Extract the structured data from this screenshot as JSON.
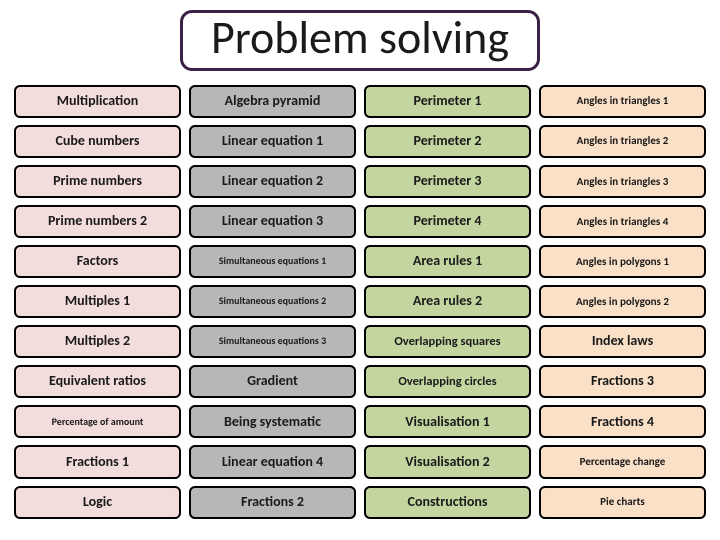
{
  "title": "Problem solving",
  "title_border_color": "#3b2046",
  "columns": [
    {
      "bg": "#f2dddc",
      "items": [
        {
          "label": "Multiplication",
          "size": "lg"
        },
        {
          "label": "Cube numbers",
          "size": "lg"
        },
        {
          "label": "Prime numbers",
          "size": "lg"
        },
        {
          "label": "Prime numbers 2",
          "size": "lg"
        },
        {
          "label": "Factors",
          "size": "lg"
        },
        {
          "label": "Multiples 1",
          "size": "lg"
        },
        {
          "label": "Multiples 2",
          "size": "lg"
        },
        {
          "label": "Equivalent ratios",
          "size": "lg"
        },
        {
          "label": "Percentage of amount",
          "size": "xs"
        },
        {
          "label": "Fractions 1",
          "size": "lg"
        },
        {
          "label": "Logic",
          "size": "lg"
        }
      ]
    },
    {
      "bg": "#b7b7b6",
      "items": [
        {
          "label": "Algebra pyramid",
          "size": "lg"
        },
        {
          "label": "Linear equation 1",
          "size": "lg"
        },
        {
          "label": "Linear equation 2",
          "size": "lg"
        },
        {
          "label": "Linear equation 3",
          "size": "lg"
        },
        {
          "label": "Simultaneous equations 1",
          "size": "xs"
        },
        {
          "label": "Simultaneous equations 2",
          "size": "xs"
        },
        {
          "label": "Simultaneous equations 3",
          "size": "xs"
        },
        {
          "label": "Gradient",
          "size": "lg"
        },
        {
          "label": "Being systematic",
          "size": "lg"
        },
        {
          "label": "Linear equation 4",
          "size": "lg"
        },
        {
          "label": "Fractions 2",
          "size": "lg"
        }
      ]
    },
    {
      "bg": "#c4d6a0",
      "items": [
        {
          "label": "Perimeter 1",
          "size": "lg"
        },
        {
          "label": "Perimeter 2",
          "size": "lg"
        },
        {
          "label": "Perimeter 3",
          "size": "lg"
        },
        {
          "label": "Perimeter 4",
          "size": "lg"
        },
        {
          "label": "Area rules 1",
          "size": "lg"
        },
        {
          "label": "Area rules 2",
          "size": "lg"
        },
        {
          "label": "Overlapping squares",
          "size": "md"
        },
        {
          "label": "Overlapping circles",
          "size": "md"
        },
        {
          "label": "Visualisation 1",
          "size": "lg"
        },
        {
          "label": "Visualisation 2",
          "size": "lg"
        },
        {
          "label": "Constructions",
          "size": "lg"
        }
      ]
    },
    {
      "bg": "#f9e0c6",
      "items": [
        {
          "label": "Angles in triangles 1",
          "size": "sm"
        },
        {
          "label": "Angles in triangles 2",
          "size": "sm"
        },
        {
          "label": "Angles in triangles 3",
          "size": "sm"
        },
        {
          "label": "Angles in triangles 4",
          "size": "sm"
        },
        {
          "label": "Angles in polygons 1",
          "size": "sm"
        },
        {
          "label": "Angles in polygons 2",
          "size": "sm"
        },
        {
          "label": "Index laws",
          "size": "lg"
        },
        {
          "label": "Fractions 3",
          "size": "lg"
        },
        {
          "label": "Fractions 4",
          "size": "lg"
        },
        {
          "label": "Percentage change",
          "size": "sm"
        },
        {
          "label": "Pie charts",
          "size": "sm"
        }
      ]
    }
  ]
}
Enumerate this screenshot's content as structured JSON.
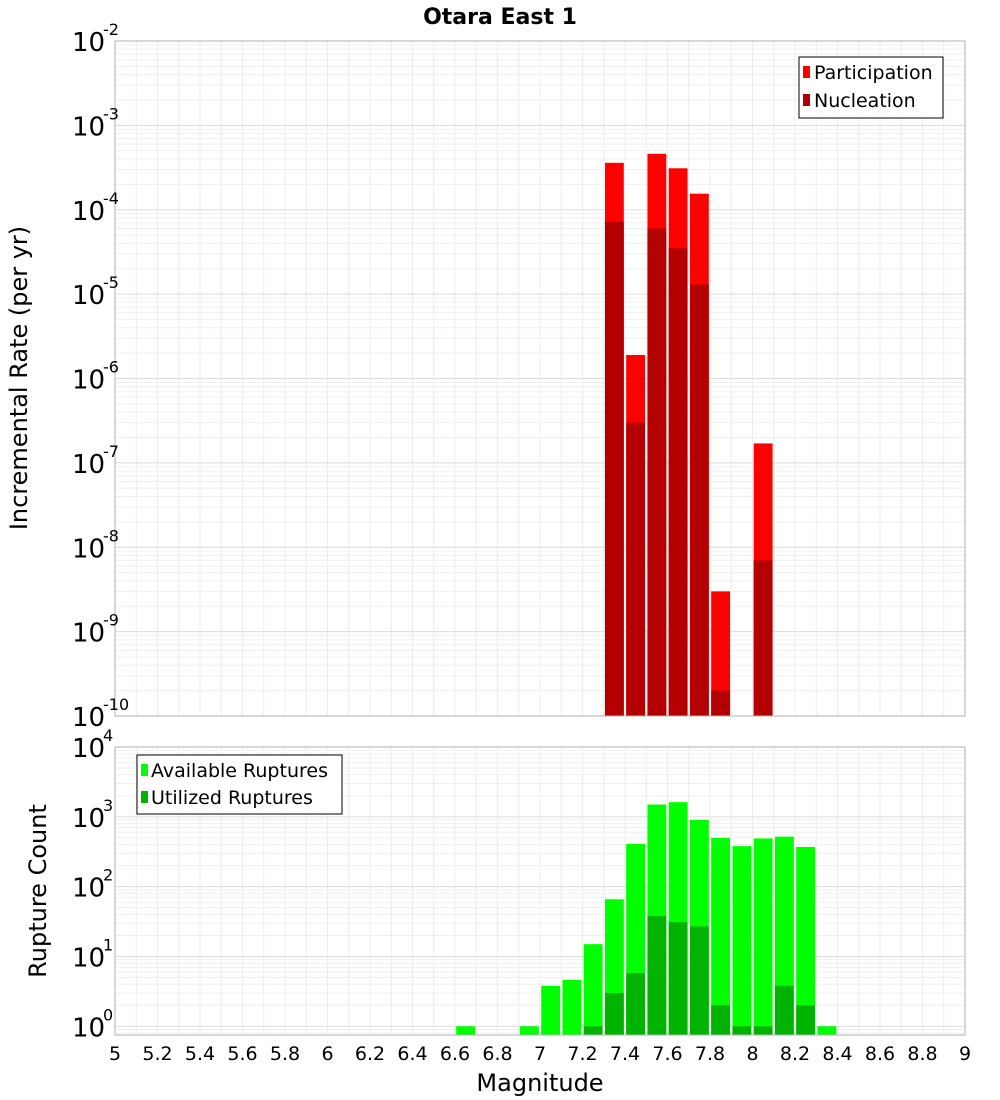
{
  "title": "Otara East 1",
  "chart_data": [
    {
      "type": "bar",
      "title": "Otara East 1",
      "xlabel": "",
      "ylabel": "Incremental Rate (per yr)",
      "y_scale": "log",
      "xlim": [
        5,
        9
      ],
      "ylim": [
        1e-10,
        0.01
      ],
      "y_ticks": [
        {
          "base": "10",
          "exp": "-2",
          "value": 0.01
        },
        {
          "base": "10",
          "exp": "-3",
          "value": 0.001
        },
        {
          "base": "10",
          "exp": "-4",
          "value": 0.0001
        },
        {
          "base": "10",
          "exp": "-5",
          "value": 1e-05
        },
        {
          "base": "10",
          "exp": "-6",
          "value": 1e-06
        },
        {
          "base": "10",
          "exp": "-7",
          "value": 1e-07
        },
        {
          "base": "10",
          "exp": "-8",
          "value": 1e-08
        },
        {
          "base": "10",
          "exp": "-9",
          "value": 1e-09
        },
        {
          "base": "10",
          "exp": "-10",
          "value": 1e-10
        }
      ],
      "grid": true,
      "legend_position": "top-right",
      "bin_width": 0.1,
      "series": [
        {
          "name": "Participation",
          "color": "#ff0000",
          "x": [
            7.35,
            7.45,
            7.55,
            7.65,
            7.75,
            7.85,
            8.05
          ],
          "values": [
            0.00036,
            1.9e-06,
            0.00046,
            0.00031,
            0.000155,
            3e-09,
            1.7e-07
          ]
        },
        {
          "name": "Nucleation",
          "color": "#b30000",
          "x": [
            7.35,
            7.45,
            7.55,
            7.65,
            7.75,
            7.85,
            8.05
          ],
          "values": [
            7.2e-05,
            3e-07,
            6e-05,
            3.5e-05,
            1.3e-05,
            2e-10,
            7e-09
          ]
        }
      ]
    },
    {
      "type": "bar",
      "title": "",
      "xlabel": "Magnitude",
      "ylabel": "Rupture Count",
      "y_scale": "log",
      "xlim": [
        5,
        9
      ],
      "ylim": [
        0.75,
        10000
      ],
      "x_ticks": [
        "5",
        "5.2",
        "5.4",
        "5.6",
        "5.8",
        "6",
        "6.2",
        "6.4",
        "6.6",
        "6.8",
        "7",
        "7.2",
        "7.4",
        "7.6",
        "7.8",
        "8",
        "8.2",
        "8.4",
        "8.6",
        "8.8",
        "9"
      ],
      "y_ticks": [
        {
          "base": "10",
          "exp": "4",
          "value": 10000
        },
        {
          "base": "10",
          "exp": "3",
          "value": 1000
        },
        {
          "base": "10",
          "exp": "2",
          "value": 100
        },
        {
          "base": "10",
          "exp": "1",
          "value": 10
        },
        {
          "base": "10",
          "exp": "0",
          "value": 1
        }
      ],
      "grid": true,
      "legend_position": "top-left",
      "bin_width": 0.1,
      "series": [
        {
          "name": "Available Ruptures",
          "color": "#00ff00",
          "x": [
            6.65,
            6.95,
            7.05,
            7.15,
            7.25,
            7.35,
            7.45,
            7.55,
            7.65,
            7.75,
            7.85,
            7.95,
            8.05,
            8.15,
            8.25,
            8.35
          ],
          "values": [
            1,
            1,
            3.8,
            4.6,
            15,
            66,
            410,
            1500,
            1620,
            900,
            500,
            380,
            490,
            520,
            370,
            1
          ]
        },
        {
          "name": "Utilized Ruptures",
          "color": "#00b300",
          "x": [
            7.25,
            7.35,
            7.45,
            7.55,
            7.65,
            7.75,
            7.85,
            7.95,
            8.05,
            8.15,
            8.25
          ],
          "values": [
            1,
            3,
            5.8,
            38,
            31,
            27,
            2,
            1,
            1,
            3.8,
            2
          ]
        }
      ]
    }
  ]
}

# What you have to do
Copy out the lines in which the string "equations" appears.

# Result below
          "label": "Simultaneous equations 1",
          "label": "Simultaneous equations 2",
          "label": "Simultaneous equations 3",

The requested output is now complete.